Dataset extract
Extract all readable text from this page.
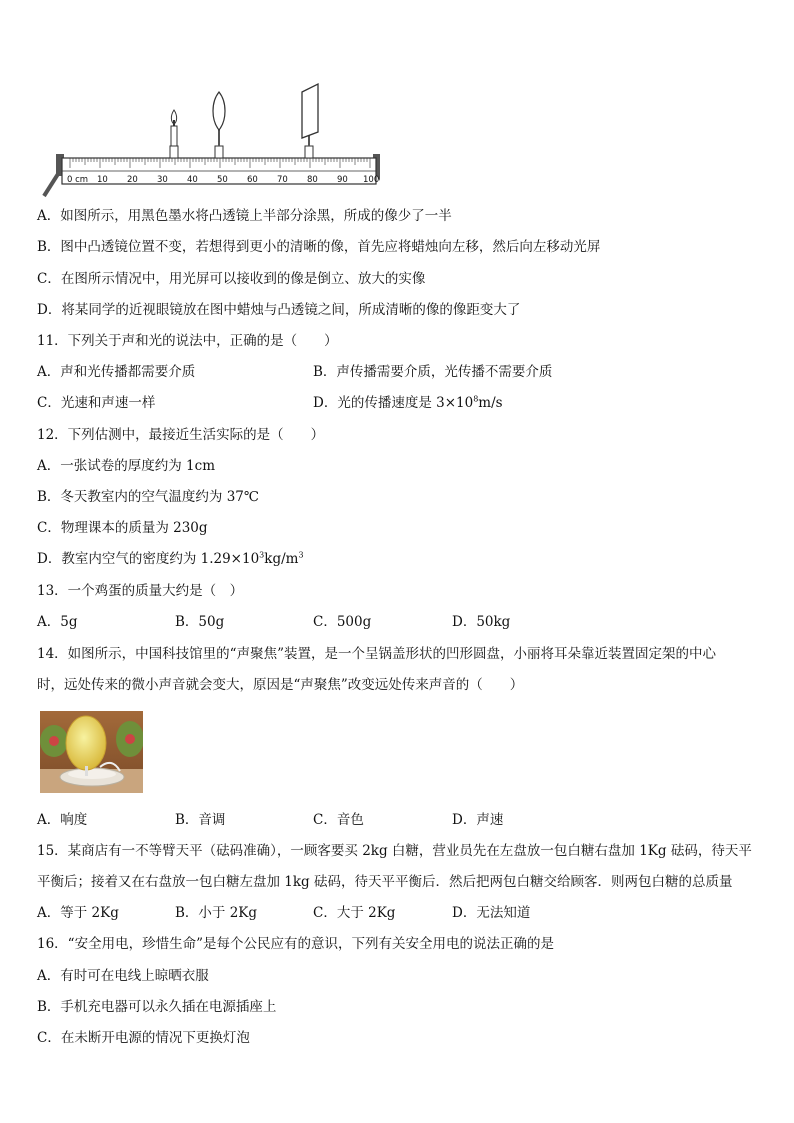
0 cm 10 20 30 40 50 60 70 80 90 100
A．如图所示，用黑色墨水将凸透镜上半部分涂黑，所成的像少了一半
B．图中凸透镜位置不变，若想得到更小的清晰的像，首先应将蜡烛向左移，然后向左移动光屏
C．在图所示情况中，用光屏可以接收到的像是倒立、放大的实像
D．将某同学的近视眼镜放在图中蜡烛与凸透镜之间，所成清晰的像的像距变大了
11．下列关于声和光的说法中，正确的是（　　）
A．声和光传播都需要介质	B．声传播需要介质，光传播不需要介质
C．光速和声速一样	D．光的传播速度是 $3\times 10^8m/s$
12．下列估测中，最接近生活实际的是（　　）
A．一张试卷的厚度约为 1cm
B．冬天教室内的空气温度约为 37℃
C．物理课本的质量为 230g
D．教室内空气的密度约为 $1.29\times 10^3kg/m^3$
13．一个鸡蛋的质量大约是（　）
A．5g	B．50g	C．500g	D．50kg
14．如图所示，中国科技馆里的“声聚焦”装置，是一个呈锅盖形状的凹形圆盘，小丽将耳朵靠近装置固定架的中心
时，远处传来的微小声音就会变大，原因是“声聚焦”改变远处传来声音的（　　）
A．响度	B．音调	C．音色	D．声速
15．某商店有一不等臂天平（砝码准确），一顾客要买 2kg 白糖，营业员先在左盘放一包白糖右盘加 1Kg 砝码，待天平
平衡后；接着又在右盘放一包白糖左盘加 1kg 砝码，待天平平衡后．然后把两包白糖交给顾客．则两包白糖的总质量
A．等于 2Kg	B．小于 2Kg	C．大于 2Kg	D．无法知道
16．“安全用电，珍惜生命”是每个公民应有的意识，下列有关安全用电的说法正确的是
A．有时可在电线上晾晒衣服
B．手机充电器可以永久插在电源插座上
C．在未断开电源的情况下更换灯泡
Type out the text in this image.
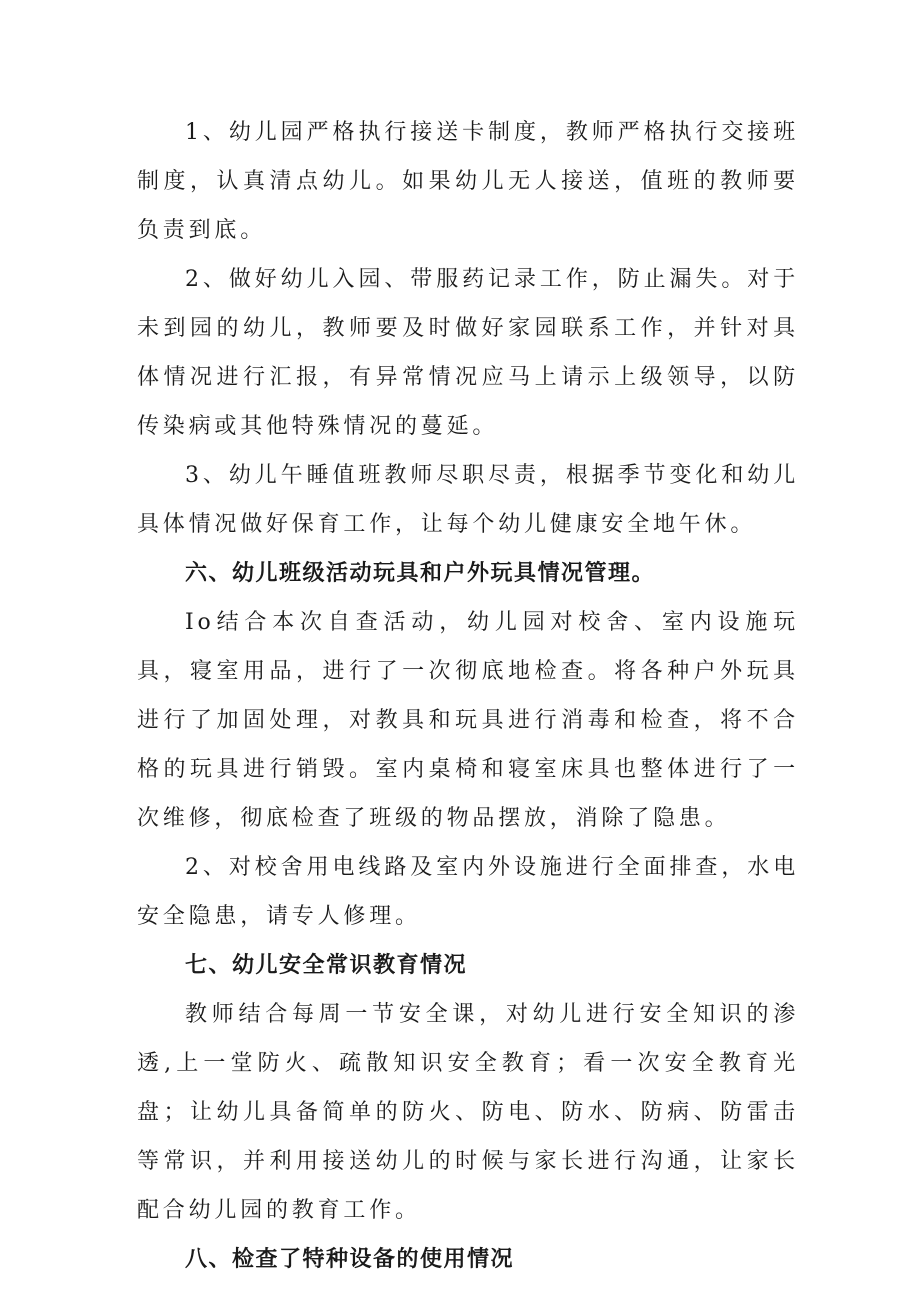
1、幼儿园严格执行接送卡制度，教师严格执行交接班制度，认真清点幼儿。如果幼儿无人接送，值班的教师要负责到底。

2、做好幼儿入园、带服药记录工作，防止漏失。对于未到园的幼儿，教师要及时做好家园联系工作，并针对具体情况进行汇报，有异常情况应马上请示上级领导，以防传染病或其他特殊情况的蔓延。

3、幼儿午睡值班教师尽职尽责，根据季节变化和幼儿具体情况做好保育工作，让每个幼儿健康安全地午休。

六、幼儿班级活动玩具和户外玩具情况管理。

Io结合本次自查活动，幼儿园对校舍、室内设施玩具，寝室用品，进行了一次彻底地检查。将各种户外玩具进行了加固处理，对教具和玩具进行消毒和检查，将不合格的玩具进行销毁。室内桌椅和寝室床具也整体进行了一次维修，彻底检查了班级的物品摆放，消除了隐患。

2、对校舍用电线路及室内外设施进行全面排查，水电安全隐患，请专人修理。

七、幼儿安全常识教育情况

教师结合每周一节安全课，对幼儿进行安全知识的渗透,上一堂防火、疏散知识安全教育；看一次安全教育光盘；让幼儿具备简单的防火、防电、防水、防病、防雷击等常识，并利用接送幼儿的时候与家长进行沟通，让家长配合幼儿园的教育工作。

八、检查了特种设备的使用情况
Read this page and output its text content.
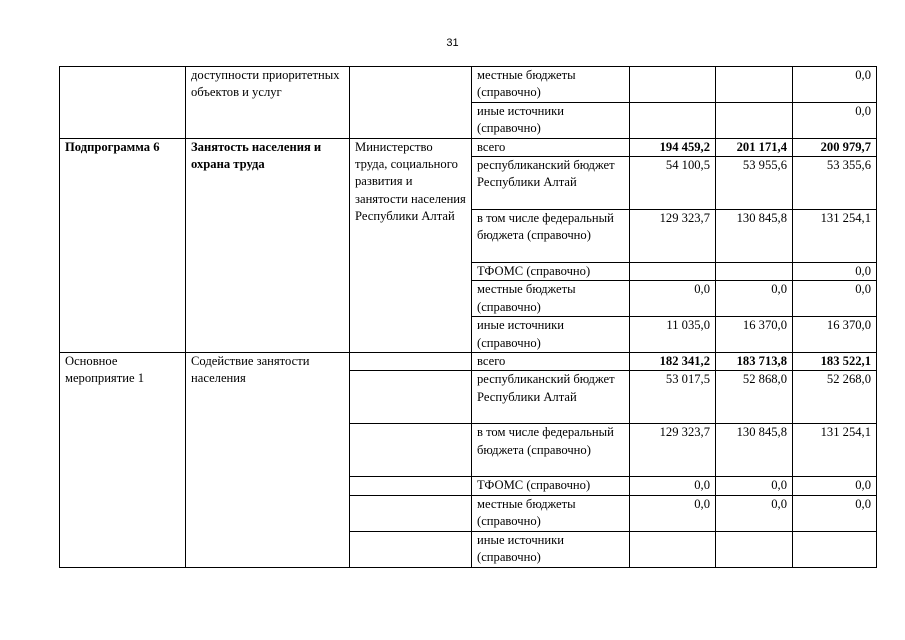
31
	доступности приоритетных объектов и услуг		местные бюджеты (справочно)			0,0
			иные источники (справочно)			0,0
Подпрограмма 6	Занятость населения и охрана труда	Министерство труда, социального развития и занятости населения Республики Алтай	всего	194 459,2	201 171,4	200 979,7
			республиканский бюджет Республики Алтай	54 100,5	53 955,6	53 355,6
			в том числе федеральный бюджета (справочно)	129 323,7	130 845,8	131 254,1
			ТФОМС (справочно)			0,0
			местные бюджеты (справочно)	0,0	0,0	0,0
			иные источники (справочно)	11 035,0	16 370,0	16 370,0
Основное мероприятие 1	Содействие занятости населения		всего	182 341,2	183 713,8	183 522,1
			республиканский бюджет Республики Алтай	53 017,5	52 868,0	52 268,0
			в том числе федеральный бюджета (справочно)	129 323,7	130 845,8	131 254,1
			ТФОМС (справочно)	0,0	0,0	0,0
			местные бюджеты (справочно)	0,0	0,0	0,0
			иные источники (справочно)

Given task
Make a copy of each line that contains the string "иные".

In response
			иные источники (справочно)			0,0
			иные источники (справочно)	11 035,0	16 370,0	16 370,0
			иные источники (справочно)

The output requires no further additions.